▶ Task objective: Scan the data below for the string "structured". Show every line where it turns up.

**** Input records ****

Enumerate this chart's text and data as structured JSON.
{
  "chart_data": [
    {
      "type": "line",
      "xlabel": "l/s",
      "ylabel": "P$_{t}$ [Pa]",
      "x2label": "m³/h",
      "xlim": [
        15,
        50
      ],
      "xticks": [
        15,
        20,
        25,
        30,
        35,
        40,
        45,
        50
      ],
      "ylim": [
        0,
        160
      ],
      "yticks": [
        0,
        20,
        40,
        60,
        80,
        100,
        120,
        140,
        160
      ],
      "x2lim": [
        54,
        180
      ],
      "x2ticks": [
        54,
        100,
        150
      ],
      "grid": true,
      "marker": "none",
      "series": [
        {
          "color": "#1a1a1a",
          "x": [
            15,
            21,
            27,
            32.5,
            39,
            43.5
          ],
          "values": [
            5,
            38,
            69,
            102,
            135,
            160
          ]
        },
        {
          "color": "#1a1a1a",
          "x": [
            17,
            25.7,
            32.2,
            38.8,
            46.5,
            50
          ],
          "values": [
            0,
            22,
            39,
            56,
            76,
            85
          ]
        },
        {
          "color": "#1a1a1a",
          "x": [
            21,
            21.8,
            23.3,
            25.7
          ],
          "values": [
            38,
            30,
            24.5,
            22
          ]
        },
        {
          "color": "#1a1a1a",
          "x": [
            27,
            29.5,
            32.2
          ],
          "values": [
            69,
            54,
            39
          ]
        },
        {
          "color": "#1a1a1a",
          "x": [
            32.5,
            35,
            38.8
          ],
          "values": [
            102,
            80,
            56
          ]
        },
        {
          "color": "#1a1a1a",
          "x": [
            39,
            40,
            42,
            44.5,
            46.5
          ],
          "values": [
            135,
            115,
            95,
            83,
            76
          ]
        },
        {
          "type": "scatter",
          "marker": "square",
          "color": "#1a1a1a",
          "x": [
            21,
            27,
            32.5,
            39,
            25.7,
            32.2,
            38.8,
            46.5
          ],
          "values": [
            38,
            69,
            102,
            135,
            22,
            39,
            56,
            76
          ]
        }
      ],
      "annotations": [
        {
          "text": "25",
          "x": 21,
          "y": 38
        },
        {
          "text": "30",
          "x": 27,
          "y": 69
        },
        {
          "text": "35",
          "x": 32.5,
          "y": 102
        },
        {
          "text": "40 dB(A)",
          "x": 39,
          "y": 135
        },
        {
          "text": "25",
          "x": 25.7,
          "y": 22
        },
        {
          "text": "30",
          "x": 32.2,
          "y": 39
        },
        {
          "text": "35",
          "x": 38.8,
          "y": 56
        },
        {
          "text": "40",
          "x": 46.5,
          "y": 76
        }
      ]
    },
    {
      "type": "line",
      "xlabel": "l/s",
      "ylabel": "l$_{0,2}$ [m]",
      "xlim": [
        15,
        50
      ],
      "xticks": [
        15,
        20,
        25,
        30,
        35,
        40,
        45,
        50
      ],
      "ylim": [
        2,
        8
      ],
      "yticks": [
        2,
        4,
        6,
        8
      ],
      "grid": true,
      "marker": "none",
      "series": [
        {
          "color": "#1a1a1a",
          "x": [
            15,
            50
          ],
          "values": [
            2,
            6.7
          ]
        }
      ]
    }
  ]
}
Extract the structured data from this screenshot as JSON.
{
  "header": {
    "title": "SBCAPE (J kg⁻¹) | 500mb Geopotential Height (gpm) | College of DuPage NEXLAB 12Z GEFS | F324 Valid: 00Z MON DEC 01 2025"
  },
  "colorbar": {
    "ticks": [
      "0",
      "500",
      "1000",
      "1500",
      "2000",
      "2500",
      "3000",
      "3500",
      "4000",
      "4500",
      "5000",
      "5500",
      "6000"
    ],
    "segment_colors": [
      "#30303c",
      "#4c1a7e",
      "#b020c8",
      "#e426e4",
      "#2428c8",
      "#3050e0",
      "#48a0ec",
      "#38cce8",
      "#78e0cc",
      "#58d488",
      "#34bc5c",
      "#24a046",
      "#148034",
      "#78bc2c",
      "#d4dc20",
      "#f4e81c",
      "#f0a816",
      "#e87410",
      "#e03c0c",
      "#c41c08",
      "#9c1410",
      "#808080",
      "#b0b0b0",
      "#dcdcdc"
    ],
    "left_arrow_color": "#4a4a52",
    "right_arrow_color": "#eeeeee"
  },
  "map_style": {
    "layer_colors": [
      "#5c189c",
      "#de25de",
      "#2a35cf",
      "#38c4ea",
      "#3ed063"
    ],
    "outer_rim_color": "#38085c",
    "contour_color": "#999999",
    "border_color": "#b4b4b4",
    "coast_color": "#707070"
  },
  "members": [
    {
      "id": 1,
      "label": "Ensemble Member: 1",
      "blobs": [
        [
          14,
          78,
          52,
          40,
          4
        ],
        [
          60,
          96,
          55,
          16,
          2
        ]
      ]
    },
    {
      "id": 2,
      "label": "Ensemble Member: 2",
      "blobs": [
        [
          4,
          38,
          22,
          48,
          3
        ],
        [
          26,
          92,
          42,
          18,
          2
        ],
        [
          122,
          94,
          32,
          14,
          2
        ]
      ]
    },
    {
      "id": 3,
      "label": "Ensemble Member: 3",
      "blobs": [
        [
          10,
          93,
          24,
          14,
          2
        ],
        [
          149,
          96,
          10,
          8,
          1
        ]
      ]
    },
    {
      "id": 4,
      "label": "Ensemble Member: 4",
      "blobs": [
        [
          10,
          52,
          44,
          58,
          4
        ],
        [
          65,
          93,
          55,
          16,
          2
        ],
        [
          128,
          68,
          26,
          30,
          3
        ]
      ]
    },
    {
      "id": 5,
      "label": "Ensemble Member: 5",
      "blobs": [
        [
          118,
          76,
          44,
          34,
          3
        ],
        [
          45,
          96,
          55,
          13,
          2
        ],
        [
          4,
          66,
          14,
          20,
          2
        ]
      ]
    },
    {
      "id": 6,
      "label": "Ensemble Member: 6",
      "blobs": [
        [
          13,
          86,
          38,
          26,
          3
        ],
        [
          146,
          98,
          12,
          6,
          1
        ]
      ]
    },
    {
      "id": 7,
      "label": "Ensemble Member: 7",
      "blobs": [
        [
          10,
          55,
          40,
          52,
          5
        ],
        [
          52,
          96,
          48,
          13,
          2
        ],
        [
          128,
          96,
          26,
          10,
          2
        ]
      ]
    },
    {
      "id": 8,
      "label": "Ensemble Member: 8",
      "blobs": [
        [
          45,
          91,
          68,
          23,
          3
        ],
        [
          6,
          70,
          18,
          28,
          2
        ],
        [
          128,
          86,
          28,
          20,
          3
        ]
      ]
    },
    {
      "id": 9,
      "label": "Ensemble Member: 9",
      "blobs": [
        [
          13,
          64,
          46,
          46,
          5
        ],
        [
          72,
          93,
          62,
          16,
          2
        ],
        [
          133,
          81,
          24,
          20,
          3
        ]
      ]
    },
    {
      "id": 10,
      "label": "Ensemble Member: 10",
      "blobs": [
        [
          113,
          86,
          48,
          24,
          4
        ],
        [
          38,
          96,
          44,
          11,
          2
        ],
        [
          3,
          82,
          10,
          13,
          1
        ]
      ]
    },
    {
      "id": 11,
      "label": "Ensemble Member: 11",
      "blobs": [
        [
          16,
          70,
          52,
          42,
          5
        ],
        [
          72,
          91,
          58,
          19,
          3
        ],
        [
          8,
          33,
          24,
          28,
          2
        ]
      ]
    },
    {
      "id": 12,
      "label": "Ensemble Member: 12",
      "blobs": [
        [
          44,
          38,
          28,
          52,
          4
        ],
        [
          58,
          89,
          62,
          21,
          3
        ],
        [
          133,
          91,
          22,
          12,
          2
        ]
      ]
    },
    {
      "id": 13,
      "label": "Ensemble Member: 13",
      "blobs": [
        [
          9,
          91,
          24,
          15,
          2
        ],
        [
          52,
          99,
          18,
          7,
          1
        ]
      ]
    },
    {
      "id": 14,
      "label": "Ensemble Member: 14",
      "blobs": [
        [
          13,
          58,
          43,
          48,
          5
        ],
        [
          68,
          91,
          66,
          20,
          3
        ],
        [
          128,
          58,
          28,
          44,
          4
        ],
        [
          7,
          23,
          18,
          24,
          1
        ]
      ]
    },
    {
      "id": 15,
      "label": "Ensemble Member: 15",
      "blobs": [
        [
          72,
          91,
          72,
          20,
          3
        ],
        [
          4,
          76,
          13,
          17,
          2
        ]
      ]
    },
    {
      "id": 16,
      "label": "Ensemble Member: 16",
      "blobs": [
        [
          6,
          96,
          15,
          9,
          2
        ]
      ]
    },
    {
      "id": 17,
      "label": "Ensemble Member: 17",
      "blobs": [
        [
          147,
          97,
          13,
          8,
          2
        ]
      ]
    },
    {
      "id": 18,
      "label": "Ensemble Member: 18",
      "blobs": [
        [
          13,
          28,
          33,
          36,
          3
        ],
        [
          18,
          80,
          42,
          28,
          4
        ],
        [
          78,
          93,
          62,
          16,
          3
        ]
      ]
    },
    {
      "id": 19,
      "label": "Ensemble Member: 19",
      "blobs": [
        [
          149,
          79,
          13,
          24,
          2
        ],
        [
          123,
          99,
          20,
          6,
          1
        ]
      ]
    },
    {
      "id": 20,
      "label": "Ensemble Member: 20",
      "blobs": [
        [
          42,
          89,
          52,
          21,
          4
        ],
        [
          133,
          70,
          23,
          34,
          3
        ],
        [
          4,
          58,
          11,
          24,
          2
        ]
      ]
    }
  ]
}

****

▶ Expected answer:
Enumerate this chart's text and data as structured JSON.
Extract the structured data from this screenshot as JSON.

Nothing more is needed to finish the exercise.